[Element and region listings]
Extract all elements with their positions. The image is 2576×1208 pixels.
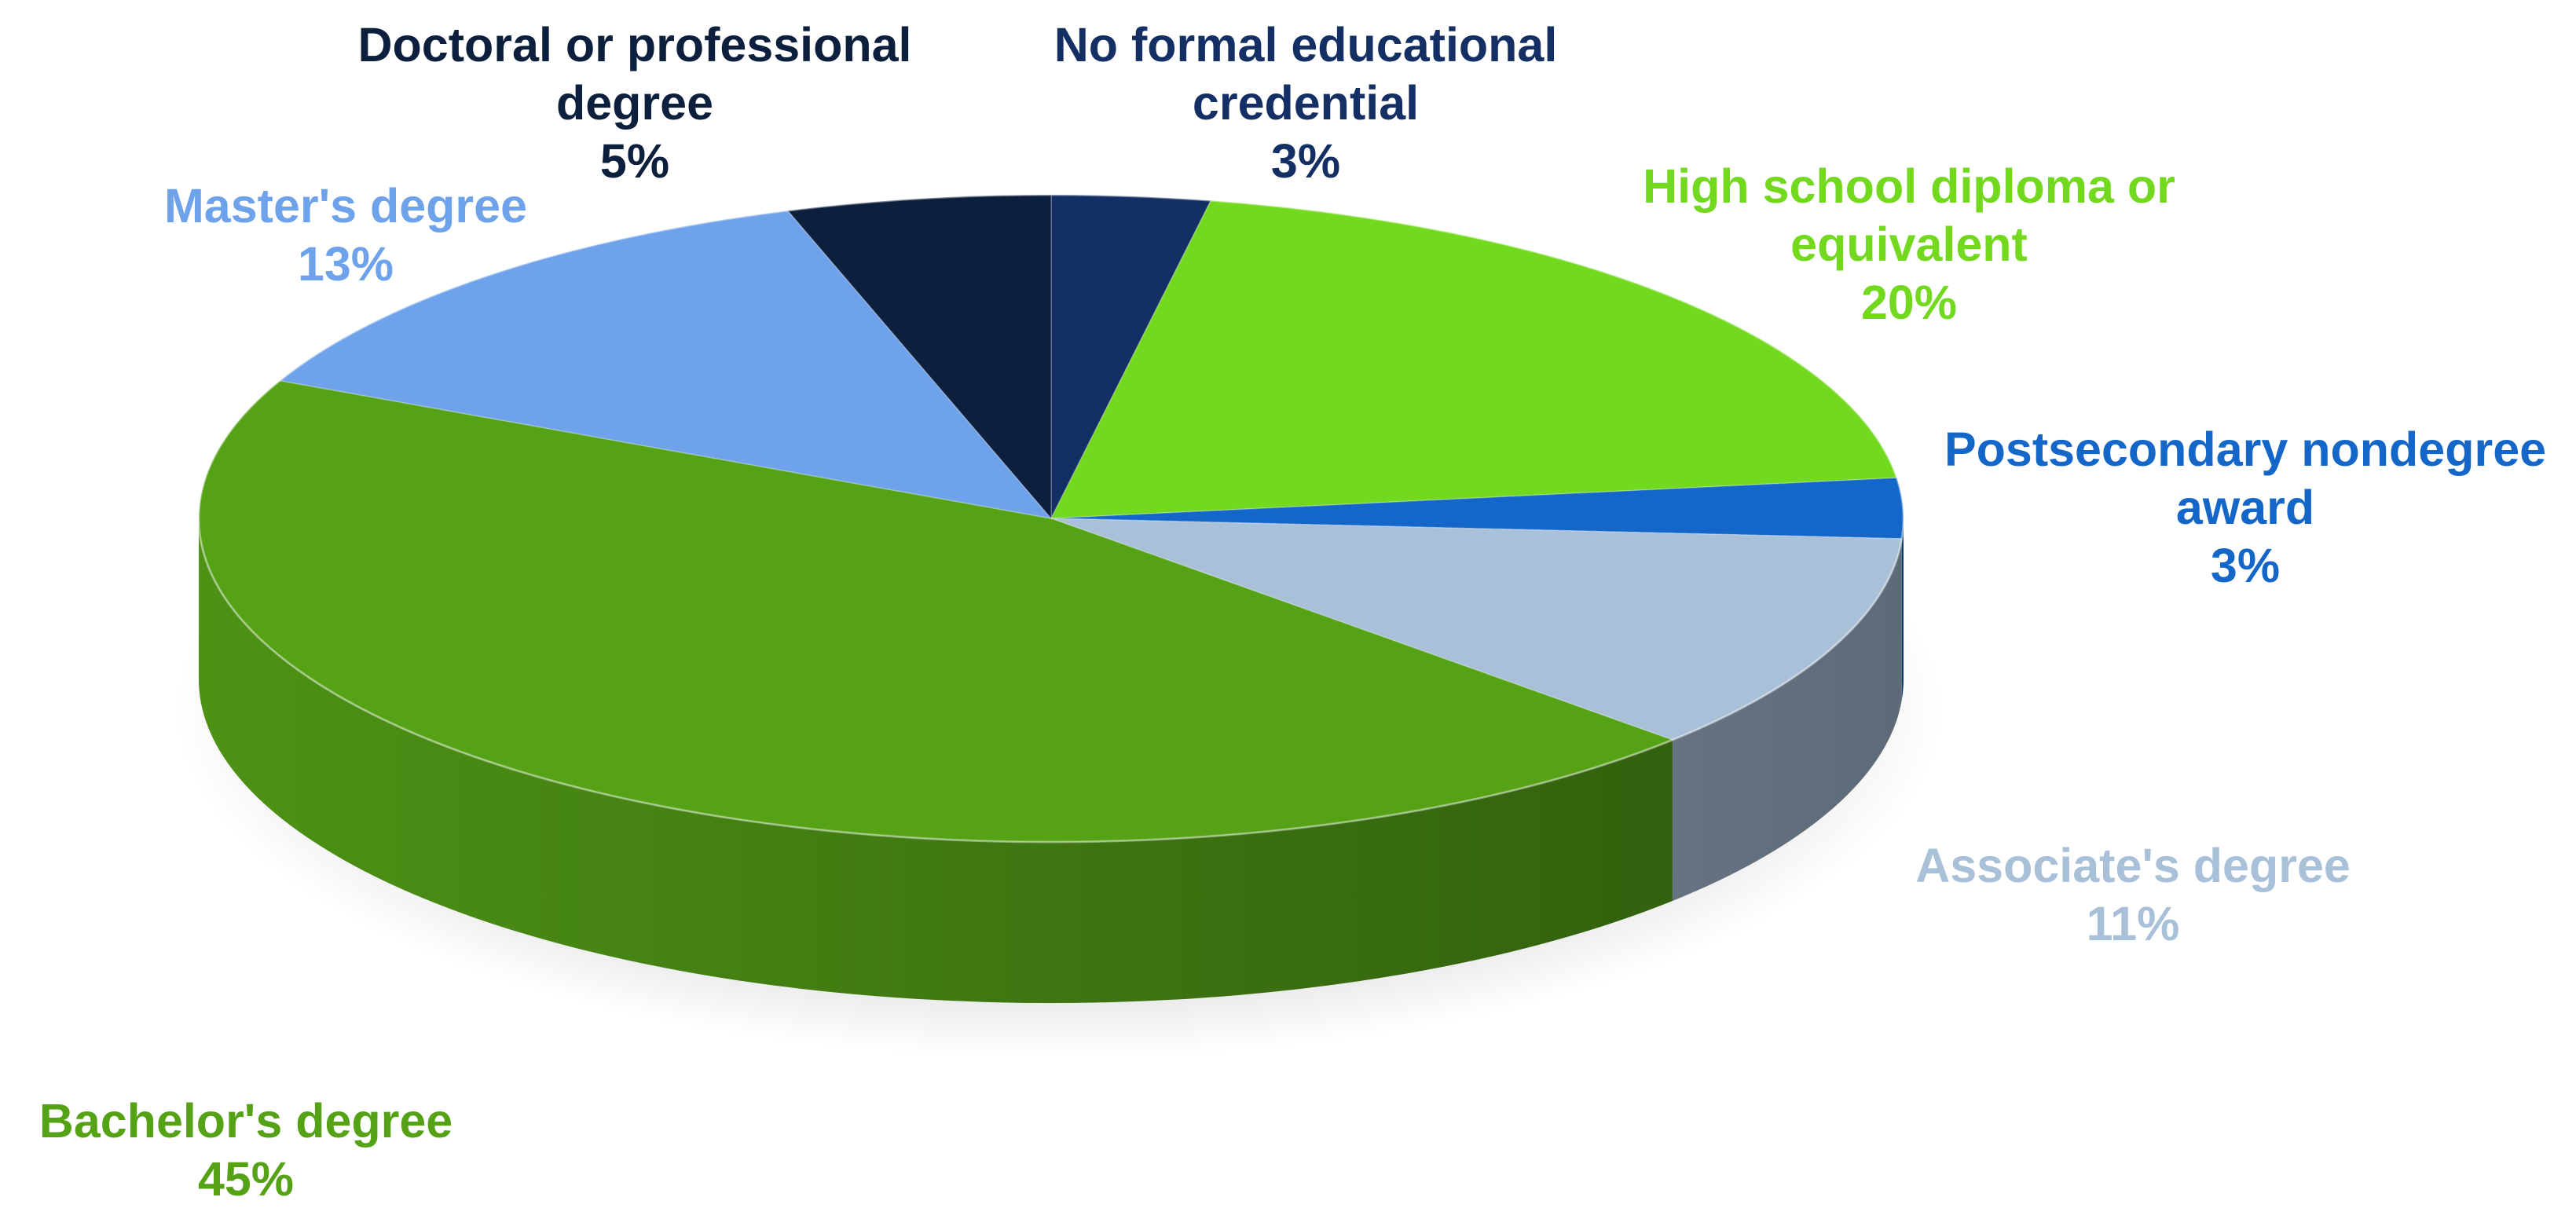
pie-slice-postsecondary-nondegree-award (1050, 477, 1904, 540)
slice-value-label: 3% (1270, 134, 1341, 188)
data-label-no-formal-educational-credential: No formal educational credential 3% (1054, 16, 1558, 190)
pie-slice-no-formal-educational-credential (1050, 194, 1212, 519)
slice-value-label: 5% (599, 134, 670, 188)
pie-slice-doctoral-or-professional-degree (786, 194, 1052, 521)
slice-label-text: Postsecondary nondegree (1944, 423, 2547, 476)
data-label-master-s-degree: Master's degree 13% (164, 177, 527, 293)
slice-value-label: 11% (2086, 897, 2180, 950)
pie-slice-bachelor-s-degree (198, 379, 1675, 843)
slice-label-text: Doctoral or professional (357, 18, 912, 71)
slice-label-text: degree (555, 76, 714, 130)
data-label-high-school-diploma-or-equivalent: High school diploma or equivalent 20% (1643, 157, 2175, 331)
data-label-postsecondary-nondegree-award: Postsecondary nondegree award 3% (1944, 420, 2546, 595)
slice-label-text: award (2175, 481, 2315, 534)
slice-value-label: 3% (2210, 539, 2281, 592)
slice-value-label: 20% (1860, 276, 1958, 329)
pie-slice-associate-s-degree (1050, 518, 1903, 741)
pie-rim (197, 193, 1905, 844)
pie-slice-high-school-diploma-or-equivalent (1050, 200, 1898, 519)
pie-slice-master-s-degree (278, 210, 1053, 520)
data-label-bachelor-s-degree: Bachelor's degree 45% (39, 1092, 453, 1208)
slice-label-text: Bachelor's degree (38, 1094, 453, 1148)
slice-label-text: No formal educational (1053, 18, 1558, 71)
pie-slice-side-bachelor-s-degree (198, 518, 1673, 1004)
data-label-doctoral-or-professional-degree: Doctoral or professional degree 5% (357, 16, 911, 190)
slice-label-text: Master's degree (163, 179, 528, 232)
slice-label-text: credential (1192, 76, 1420, 130)
pie-slice-side-postsecondary-nondegree-award (1901, 518, 1904, 700)
slice-label-text: equivalent (1790, 218, 2028, 271)
pie-slice-side-associate-s-degree (1672, 538, 1902, 902)
slice-label-text: High school diploma or (1643, 159, 2175, 213)
slice-value-label: 45% (197, 1152, 295, 1206)
data-label-associate-s-degree: Associate's degree 11% (1915, 836, 2351, 953)
slice-label-text: Associate's degree (1915, 839, 2351, 892)
slice-value-label: 13% (297, 237, 394, 291)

● **TASK REQUIREMENTS**
Rewrite the lines of the material with every "slice-value-label" changed to "value-tag" and everything else left as it is. Leave the picture out.

● **SOLUTION TO THE PROBLEM**
Extract all elements with their positions. The image is 2576×1208 pixels.
pie-slice-postsecondary-nondegree-award (1050, 477, 1904, 540)
value-tag: 3% (1270, 134, 1341, 188)
data-label-no-formal-educational-credential: No formal educational credential 3% (1054, 16, 1558, 190)
pie-slice-no-formal-educational-credential (1050, 194, 1212, 519)
value-tag: 5% (599, 134, 670, 188)
pie-slice-doctoral-or-professional-degree (786, 194, 1052, 521)
slice-label-text: Postsecondary nondegree (1944, 423, 2547, 476)
data-label-master-s-degree: Master's degree 13% (164, 177, 527, 293)
value-tag: 11% (2086, 897, 2180, 950)
pie-slice-bachelor-s-degree (198, 379, 1675, 843)
slice-label-text: Doctoral or professional (357, 18, 912, 71)
slice-label-text: degree (555, 76, 714, 130)
data-label-high-school-diploma-or-equivalent: High school diploma or equivalent 20% (1643, 157, 2175, 331)
data-label-postsecondary-nondegree-award: Postsecondary nondegree award 3% (1944, 420, 2546, 595)
slice-label-text: award (2175, 481, 2315, 534)
value-tag: 3% (2210, 539, 2281, 592)
value-tag: 20% (1860, 276, 1958, 329)
pie-slice-associate-s-degree (1050, 518, 1903, 741)
pie-rim (197, 193, 1905, 844)
pie-slice-high-school-diploma-or-equivalent (1050, 200, 1898, 519)
pie-slice-master-s-degree (278, 210, 1053, 520)
data-label-bachelor-s-degree: Bachelor's degree 45% (39, 1092, 453, 1208)
slice-label-text: Bachelor's degree (38, 1094, 453, 1148)
slice-label-text: No formal educational (1053, 18, 1558, 71)
pie-slice-side-bachelor-s-degree (198, 518, 1673, 1004)
data-label-doctoral-or-professional-degree: Doctoral or professional degree 5% (357, 16, 911, 190)
slice-label-text: Master's degree (163, 179, 528, 232)
slice-label-text: credential (1192, 76, 1420, 130)
pie-slice-side-postsecondary-nondegree-award (1901, 518, 1904, 700)
slice-label-text: equivalent (1790, 218, 2028, 271)
pie-slice-side-associate-s-degree (1672, 538, 1902, 902)
slice-label-text: High school diploma or (1643, 159, 2175, 213)
value-tag: 45% (197, 1152, 295, 1206)
data-label-associate-s-degree: Associate's degree 11% (1915, 836, 2351, 953)
slice-label-text: Associate's degree (1915, 839, 2351, 892)
value-tag: 13% (297, 237, 394, 291)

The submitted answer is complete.